Records supplied:

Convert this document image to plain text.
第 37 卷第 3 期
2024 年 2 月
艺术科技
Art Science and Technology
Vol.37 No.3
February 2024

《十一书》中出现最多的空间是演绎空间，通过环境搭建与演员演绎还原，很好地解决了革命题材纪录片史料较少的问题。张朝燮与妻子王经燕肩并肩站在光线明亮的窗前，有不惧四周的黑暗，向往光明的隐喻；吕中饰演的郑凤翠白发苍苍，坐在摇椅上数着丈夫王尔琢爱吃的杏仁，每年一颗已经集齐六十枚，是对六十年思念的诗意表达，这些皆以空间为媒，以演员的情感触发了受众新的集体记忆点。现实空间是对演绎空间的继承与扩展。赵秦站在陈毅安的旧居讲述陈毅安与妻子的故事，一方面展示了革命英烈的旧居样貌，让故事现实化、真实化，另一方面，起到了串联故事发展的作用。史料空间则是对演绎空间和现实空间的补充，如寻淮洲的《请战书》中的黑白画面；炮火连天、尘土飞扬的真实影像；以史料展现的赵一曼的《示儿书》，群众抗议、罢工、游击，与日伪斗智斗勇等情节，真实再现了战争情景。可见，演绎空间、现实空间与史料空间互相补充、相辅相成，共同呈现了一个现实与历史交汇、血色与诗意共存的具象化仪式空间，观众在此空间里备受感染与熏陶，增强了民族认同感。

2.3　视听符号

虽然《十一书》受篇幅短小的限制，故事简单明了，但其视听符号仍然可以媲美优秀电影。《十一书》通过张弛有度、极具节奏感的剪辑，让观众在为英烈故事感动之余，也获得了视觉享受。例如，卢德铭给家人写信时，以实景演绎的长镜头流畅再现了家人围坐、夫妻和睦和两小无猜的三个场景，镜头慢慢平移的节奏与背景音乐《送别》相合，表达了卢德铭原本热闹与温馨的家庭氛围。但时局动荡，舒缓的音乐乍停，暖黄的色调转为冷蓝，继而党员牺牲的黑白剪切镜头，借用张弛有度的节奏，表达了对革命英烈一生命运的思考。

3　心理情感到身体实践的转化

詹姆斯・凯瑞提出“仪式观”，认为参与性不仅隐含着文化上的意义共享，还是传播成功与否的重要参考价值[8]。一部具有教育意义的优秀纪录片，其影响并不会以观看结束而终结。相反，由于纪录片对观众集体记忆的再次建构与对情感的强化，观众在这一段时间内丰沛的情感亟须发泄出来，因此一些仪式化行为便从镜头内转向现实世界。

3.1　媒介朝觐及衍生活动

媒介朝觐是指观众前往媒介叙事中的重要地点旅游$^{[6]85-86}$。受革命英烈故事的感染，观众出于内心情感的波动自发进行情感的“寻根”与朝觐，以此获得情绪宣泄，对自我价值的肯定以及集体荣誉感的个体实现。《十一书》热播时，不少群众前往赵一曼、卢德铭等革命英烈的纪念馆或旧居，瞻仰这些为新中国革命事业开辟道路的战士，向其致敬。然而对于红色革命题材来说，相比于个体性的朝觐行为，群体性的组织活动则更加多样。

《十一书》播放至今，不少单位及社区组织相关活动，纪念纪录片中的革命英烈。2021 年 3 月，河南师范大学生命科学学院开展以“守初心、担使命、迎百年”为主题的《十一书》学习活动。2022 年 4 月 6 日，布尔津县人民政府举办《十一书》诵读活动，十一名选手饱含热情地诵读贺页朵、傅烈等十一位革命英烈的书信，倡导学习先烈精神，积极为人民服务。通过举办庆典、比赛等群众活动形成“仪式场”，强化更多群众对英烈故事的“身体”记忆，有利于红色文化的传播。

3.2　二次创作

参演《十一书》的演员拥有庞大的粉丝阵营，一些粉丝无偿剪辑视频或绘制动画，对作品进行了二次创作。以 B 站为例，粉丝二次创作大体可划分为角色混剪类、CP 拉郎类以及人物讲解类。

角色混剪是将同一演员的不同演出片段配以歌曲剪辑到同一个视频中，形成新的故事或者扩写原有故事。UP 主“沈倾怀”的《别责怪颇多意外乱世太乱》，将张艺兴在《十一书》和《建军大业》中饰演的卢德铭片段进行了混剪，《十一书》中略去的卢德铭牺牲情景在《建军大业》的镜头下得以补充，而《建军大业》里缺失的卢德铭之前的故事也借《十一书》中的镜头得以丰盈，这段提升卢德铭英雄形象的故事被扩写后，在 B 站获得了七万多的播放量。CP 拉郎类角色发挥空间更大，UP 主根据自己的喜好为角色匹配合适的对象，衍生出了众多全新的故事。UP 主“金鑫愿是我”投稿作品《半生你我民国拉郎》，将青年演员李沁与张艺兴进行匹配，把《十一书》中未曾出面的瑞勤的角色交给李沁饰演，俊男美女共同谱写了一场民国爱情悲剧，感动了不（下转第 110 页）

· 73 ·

Problem details:
Each record above should be output again exactly.

Response:
Convert this document image to plain text.
第 37 卷第 3 期
2024 年 2 月
艺术科技
Art Science and Technology
Vol.37 No.3
February 2024

《十一书》中出现最多的空间是演绎空间，通过环境搭建与演员演绎还原，很好地解决了革命题材纪录片史料较少的问题。张朝燮与妻子王经燕肩并肩站在光线明亮的窗前，有不惧四周的黑暗，向往光明的隐喻；吕中饰演的郑凤翠白发苍苍，坐在摇椅上数着丈夫王尔琢爱吃的杏仁，每年一颗已经集齐六十枚，是对六十年思念的诗意表达，这些皆以空间为媒，以演员的情感触发了受众新的集体记忆点。现实空间是对演绎空间的继承与扩展。赵秦站在陈毅安的旧居讲述陈毅安与妻子的故事，一方面展示了革命英烈的旧居样貌，让故事现实化、真实化，另一方面，起到了串联故事发展的作用。史料空间则是对演绎空间和现实空间的补充，如寻淮洲的《请战书》中的黑白画面；炮火连天、尘土飞扬的真实影像；以史料展现的赵一曼的《示儿书》，群众抗议、罢工、游击，与日伪斗智斗勇等情节，真实再现了战争情景。可见，演绎空间、现实空间与史料空间互相补充、相辅相成，共同呈现了一个现实与历史交汇、血色与诗意共存的具象化仪式空间，观众在此空间里备受感染与熏陶，增强了民族认同感。

2.3　视听符号

虽然《十一书》受篇幅短小的限制，故事简单明了，但其视听符号仍然可以媲美优秀电影。《十一书》通过张弛有度、极具节奏感的剪辑，让观众在为英烈故事感动之余，也获得了视觉享受。例如，卢德铭给家人写信时，以实景演绎的长镜头流畅再现了家人围坐、夫妻和睦和两小无猜的三个场景，镜头慢慢平移的节奏与背景音乐《送别》相合，表达了卢德铭原本热闹与温馨的家庭氛围。但时局动荡，舒缓的音乐乍停，暖黄的色调转为冷蓝，继而党员牺牲的黑白剪切镜头，借用张弛有度的节奏，表达了对革命英烈一生命运的思考。

3　心理情感到身体实践的转化

詹姆斯・凯瑞提出“仪式观”，认为参与性不仅隐含着文化上的意义共享，还是传播成功与否的重要参考价值[8]。一部具有教育意义的优秀纪录片，其影响并不会以观看结束而终结。相反，由于纪录片对观众集体记忆的再次建构与对情感的强化，观众在这一段时间内丰沛的情感亟须发泄出来，因此一些仪式化行为便从镜头内转向现实世界。

3.1　媒介朝觐及衍生活动

媒介朝觐是指观众前往媒介叙事中的重要地点旅游$^{[6]85-86}$。受革命英烈故事的感染，观众出于内心情感的波动自发进行情感的“寻根”与朝觐，以此获得情绪宣泄，对自我价值的肯定以及集体荣誉感的个体实现。《十一书》热播时，不少群众前往赵一曼、卢德铭等革命英烈的纪念馆或旧居，瞻仰这些为新中国革命事业开辟道路的战士，向其致敬。然而对于红色革命题材来说，相比于个体性的朝觐行为，群体性的组织活动则更加多样。

《十一书》播放至今，不少单位及社区组织相关活动，纪念纪录片中的革命英烈。2021 年 3 月，河南师范大学生命科学学院开展以“守初心、担使命、迎百年”为主题的《十一书》学习活动。2022 年 4 月 6 日，布尔津县人民政府举办《十一书》诵读活动，十一名选手饱含热情地诵读贺页朵、傅烈等十一位革命英烈的书信，倡导学习先烈精神，积极为人民服务。通过举办庆典、比赛等群众活动形成“仪式场”，强化更多群众对英烈故事的“身体”记忆，有利于红色文化的传播。

3.2　二次创作

参演《十一书》的演员拥有庞大的粉丝阵营，一些粉丝无偿剪辑视频或绘制动画，对作品进行了二次创作。以 B 站为例，粉丝二次创作大体可划分为角色混剪类、CP 拉郎类以及人物讲解类。

角色混剪是将同一演员的不同演出片段配以歌曲剪辑到同一个视频中，形成新的故事或者扩写原有故事。UP 主“沈倾怀”的《别责怪颇多意外乱世太乱》，将张艺兴在《十一书》和《建军大业》中饰演的卢德铭片段进行了混剪，《十一书》中略去的卢德铭牺牲情景在《建军大业》的镜头下得以补充，而《建军大业》里缺失的卢德铭之前的故事也借《十一书》中的镜头得以丰盈，这段提升卢德铭英雄形象的故事被扩写后，在 B 站获得了七万多的播放量。CP 拉郎类角色发挥空间更大，UP 主根据自己的喜好为角色匹配合适的对象，衍生出了众多全新的故事。UP 主“金鑫愿是我”投稿作品《半生你我民国拉郎》，将青年演员李沁与张艺兴进行匹配，把《十一书》中未曾出面的瑞勤的角色交给李沁饰演，俊男美女共同谱写了一场民国爱情悲剧，感动了不（下转第 110 页）

· 73 ·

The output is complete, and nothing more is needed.